The request »
Omit every picture while repeating the entries exactly.

Input rows »
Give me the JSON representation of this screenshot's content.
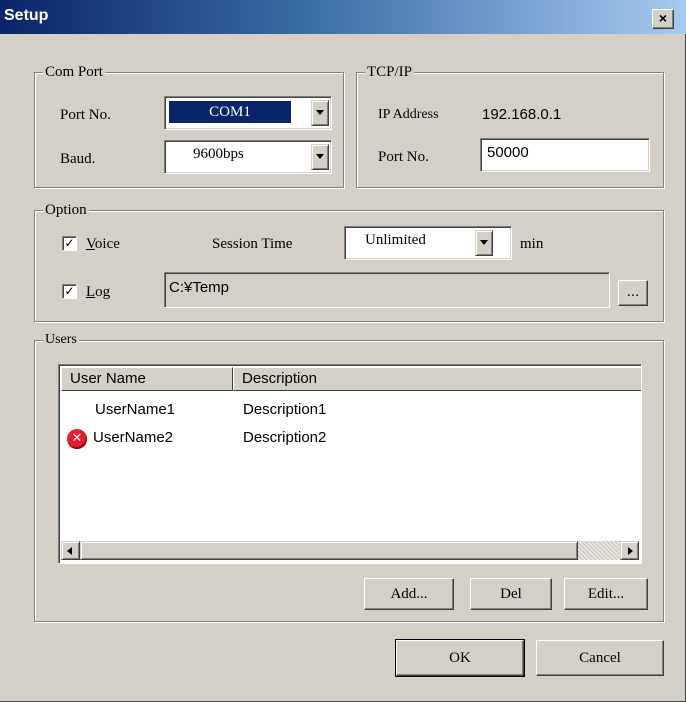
{
  "window": {
    "title": "Setup",
    "close_glyph": "×"
  },
  "com_port": {
    "group_label": "Com Port",
    "port_label": "Port No.",
    "port_value": "COM1",
    "baud_label": "Baud.",
    "baud_value": "9600bps"
  },
  "tcpip": {
    "group_label": "TCP/IP",
    "ip_label": "IP Address",
    "ip_value": "192.168.0.1",
    "port_label": "Port No.",
    "port_value": "50000"
  },
  "option": {
    "group_label": "Option",
    "voice": {
      "checked": true,
      "accel": "V",
      "rest": "oice"
    },
    "session_label": "Session Time",
    "session_value": "Unlimited",
    "session_unit": "min",
    "log": {
      "checked": true,
      "accel": "L",
      "rest": "og"
    },
    "log_path": "C:¥Temp",
    "browse_label": "..."
  },
  "users": {
    "group_label": "Users",
    "columns": [
      "User Name",
      "Description"
    ],
    "rows": [
      {
        "name": "UserName1",
        "description": "Description1",
        "icon": ""
      },
      {
        "name": "UserName2",
        "description": "Description2",
        "icon": "error-icon"
      }
    ],
    "add_label": "Add...",
    "del_label": "Del",
    "edit_label": "Edit..."
  },
  "footer": {
    "ok_label": "OK",
    "cancel_label": "Cancel"
  },
  "check_glyph": "✓",
  "error_glyph": "✕"
}
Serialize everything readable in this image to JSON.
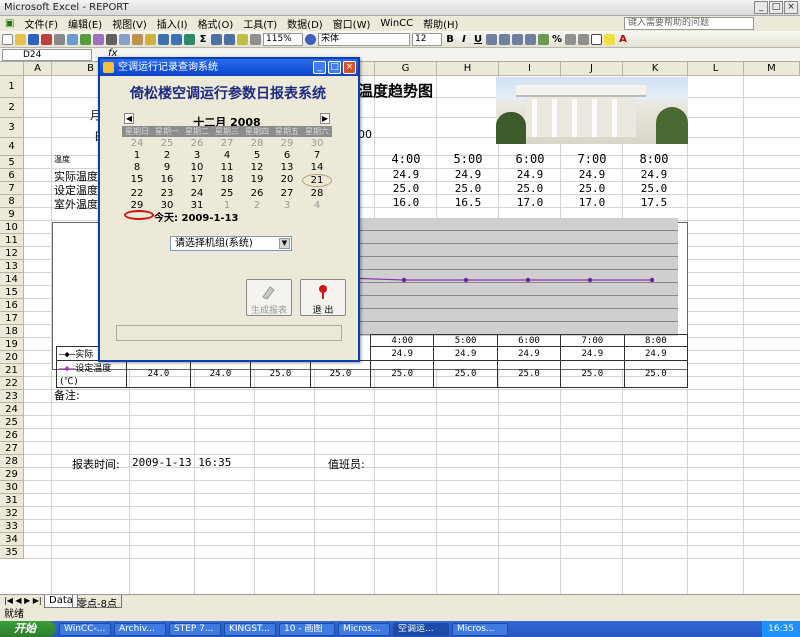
{
  "window": {
    "title": "Microsoft Excel - REPORT",
    "menu": [
      "文件(F)",
      "编辑(E)",
      "视图(V)",
      "插入(I)",
      "格式(O)",
      "工具(T)",
      "数据(D)",
      "窗口(W)",
      "WinCC",
      "帮助(H)"
    ],
    "help_placeholder": "键入需要帮助的问题",
    "zoom": "115%",
    "font": "宋体",
    "font_size": "12",
    "name_box": "D24",
    "fx": "fx"
  },
  "columns": [
    "A",
    "B",
    "C",
    "D",
    "E",
    "F",
    "G",
    "H",
    "I",
    "J",
    "K",
    "L",
    "M"
  ],
  "rows": [
    "1",
    "2",
    "3",
    "4",
    "5",
    "6",
    "7",
    "8",
    "9",
    "10",
    "11",
    "12",
    "13",
    "14",
    "15",
    "16",
    "17",
    "18",
    "19",
    "20",
    "21",
    "22",
    "23",
    "24",
    "25",
    "26",
    "27",
    "28",
    "29",
    "30",
    "31",
    "32",
    "33",
    "34",
    "35"
  ],
  "sheet": {
    "title_fragment": "温度趋势图",
    "row2_fragment": "月",
    "row3_fragment": "日",
    "row3_tail": "00",
    "row4_label": "温度",
    "row_labels": [
      "实际温度",
      "设定温度",
      "室外温度"
    ],
    "times": [
      "4:00",
      "5:00",
      "6:00",
      "7:00",
      "8:00"
    ],
    "actual": [
      "24.9",
      "24.9",
      "24.9",
      "24.9",
      "24.9"
    ],
    "setpoint": [
      "25.0",
      "25.0",
      "25.0",
      "25.0",
      "25.0"
    ],
    "outdoor": [
      "16.0",
      "16.5",
      "17.0",
      "17.0",
      "17.5"
    ],
    "chart_table": {
      "legend_actual": "实际",
      "legend_set": "设定温度(℃)",
      "times": [
        "4:00",
        "5:00",
        "6:00",
        "7:00",
        "8:00"
      ],
      "actual": [
        "24.9",
        "24.9",
        "24.9",
        "24.9",
        "24.9"
      ],
      "set_left": [
        "24.0",
        "24.0",
        "25.0",
        "25.0"
      ],
      "set": [
        "25.0",
        "25.0",
        "25.0",
        "25.0",
        "25.0"
      ]
    },
    "remarks_label": "备注:",
    "report_time_label": "报表时间:",
    "report_time_value": "2009-1-13 16:35",
    "duty_label": "值班员:"
  },
  "tabs": [
    "Data",
    "零点-8点"
  ],
  "status": "就绪",
  "dialog": {
    "title": "空调运行记录查询系统",
    "heading": "倚松楼空调运行参数日报表系统",
    "calendar": {
      "month": "十二月 2008",
      "weekdays": [
        "星期日",
        "星期一",
        "星期二",
        "星期三",
        "星期四",
        "星期五",
        "星期六"
      ],
      "days": [
        "24",
        "25",
        "26",
        "27",
        "28",
        "29",
        "30",
        "1",
        "2",
        "3",
        "4",
        "5",
        "6",
        "7",
        "8",
        "9",
        "10",
        "11",
        "12",
        "13",
        "14",
        "15",
        "16",
        "17",
        "18",
        "19",
        "20",
        "21",
        "22",
        "23",
        "24",
        "25",
        "26",
        "27",
        "28",
        "29",
        "30",
        "31",
        "1",
        "2",
        "3",
        "4"
      ],
      "today_label": "今天:",
      "today_value": "2009-1-13"
    },
    "combo_value": "请选择机组(系统)",
    "generate_label": "生成报表",
    "exit_label": "退 出"
  },
  "taskbar": {
    "start": "开始",
    "tasks": [
      "WinCC-...",
      "Archiv...",
      "STEP 7...",
      "KINGST...",
      "10 - 画图",
      "Micros...",
      "空调运...",
      "Micros..."
    ],
    "clock": "16:35"
  }
}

Solution »
Give me the JSON representation of this screenshot's content.
{
  "window": {
    "title": "Setup",
    "close_glyph": "×"
  },
  "com_port": {
    "group_label": "Com Port",
    "port_label": "Port No.",
    "port_value": "COM1",
    "baud_label": "Baud.",
    "baud_value": "9600bps"
  },
  "tcpip": {
    "group_label": "TCP/IP",
    "ip_label": "IP Address",
    "ip_value": "192.168.0.1",
    "port_label": "Port No.",
    "port_value": "50000"
  },
  "option": {
    "group_label": "Option",
    "voice": {
      "checked": true,
      "accel": "V",
      "rest": "oice"
    },
    "session_label": "Session Time",
    "session_value": "Unlimited",
    "session_unit": "min",
    "log": {
      "checked": true,
      "accel": "L",
      "rest": "og"
    },
    "log_path": "C:¥Temp",
    "browse_label": "..."
  },
  "users": {
    "group_label": "Users",
    "columns": [
      "User Name",
      "Description"
    ],
    "rows": [
      {
        "name": "UserName1",
        "description": "Description1",
        "icon": ""
      },
      {
        "name": "UserName2",
        "description": "Description2",
        "icon": "error-icon"
      }
    ],
    "add_label": "Add...",
    "del_label": "Del",
    "edit_label": "Edit..."
  },
  "footer": {
    "ok_label": "OK",
    "cancel_label": "Cancel"
  },
  "check_glyph": "✓",
  "error_glyph": "✕"
}
Serialize everything readable in this image to JSON.
{
  "window": {
    "title": "Microsoft Excel - REPORT",
    "menu": [
      "文件(F)",
      "编辑(E)",
      "视图(V)",
      "插入(I)",
      "格式(O)",
      "工具(T)",
      "数据(D)",
      "窗口(W)",
      "WinCC",
      "帮助(H)"
    ],
    "help_placeholder": "键入需要帮助的问题",
    "zoom": "115%",
    "font": "宋体",
    "font_size": "12",
    "name_box": "D24",
    "fx": "fx"
  },
  "columns": [
    "A",
    "B",
    "C",
    "D",
    "E",
    "F",
    "G",
    "H",
    "I",
    "J",
    "K",
    "L",
    "M"
  ],
  "rows": [
    "1",
    "2",
    "3",
    "4",
    "5",
    "6",
    "7",
    "8",
    "9",
    "10",
    "11",
    "12",
    "13",
    "14",
    "15",
    "16",
    "17",
    "18",
    "19",
    "20",
    "21",
    "22",
    "23",
    "24",
    "25",
    "26",
    "27",
    "28",
    "29",
    "30",
    "31",
    "32",
    "33",
    "34",
    "35"
  ],
  "sheet": {
    "title_fragment": "温度趋势图",
    "row2_fragment": "月",
    "row3_fragment": "日",
    "row3_tail": "00",
    "row4_label": "温度",
    "row_labels": [
      "实际温度",
      "设定温度",
      "室外温度"
    ],
    "times": [
      "4:00",
      "5:00",
      "6:00",
      "7:00",
      "8:00"
    ],
    "actual": [
      "24.9",
      "24.9",
      "24.9",
      "24.9",
      "24.9"
    ],
    "setpoint": [
      "25.0",
      "25.0",
      "25.0",
      "25.0",
      "25.0"
    ],
    "outdoor": [
      "16.0",
      "16.5",
      "17.0",
      "17.0",
      "17.5"
    ],
    "chart_table": {
      "legend_actual": "实际",
      "legend_set": "设定温度(℃)",
      "times": [
        "4:00",
        "5:00",
        "6:00",
        "7:00",
        "8:00"
      ],
      "actual": [
        "24.9",
        "24.9",
        "24.9",
        "24.9",
        "24.9"
      ],
      "set_left": [
        "24.0",
        "24.0",
        "25.0",
        "25.0"
      ],
      "set": [
        "25.0",
        "25.0",
        "25.0",
        "25.0",
        "25.0"
      ]
    },
    "remarks_label": "备注:",
    "report_time_label": "报表时间:",
    "report_time_value": "2009-1-13 16:35",
    "duty_label": "值班员:"
  },
  "tabs": [
    "Data",
    "零点-8点"
  ],
  "status": "就绪",
  "dialog": {
    "title": "空调运行记录查询系统",
    "heading": "倚松楼空调运行参数日报表系统",
    "calendar": {
      "month": "十二月 2008",
      "weekdays": [
        "星期日",
        "星期一",
        "星期二",
        "星期三",
        "星期四",
        "星期五",
        "星期六"
      ],
      "days": [
        "24",
        "25",
        "26",
        "27",
        "28",
        "29",
        "30",
        "1",
        "2",
        "3",
        "4",
        "5",
        "6",
        "7",
        "8",
        "9",
        "10",
        "11",
        "12",
        "13",
        "14",
        "15",
        "16",
        "17",
        "18",
        "19",
        "20",
        "21",
        "22",
        "23",
        "24",
        "25",
        "26",
        "27",
        "28",
        "29",
        "30",
        "31",
        "1",
        "2",
        "3",
        "4"
      ],
      "today_label": "今天:",
      "today_value": "2009-1-13"
    },
    "combo_value": "请选择机组(系统)",
    "generate_label": "生成报表",
    "exit_label": "退 出"
  },
  "taskbar": {
    "start": "开始",
    "tasks": [
      "WinCC-...",
      "Archiv...",
      "STEP 7...",
      "KINGST...",
      "10 - 画图",
      "Micros...",
      "空调运...",
      "Micros..."
    ],
    "clock": "16:35"
  }
}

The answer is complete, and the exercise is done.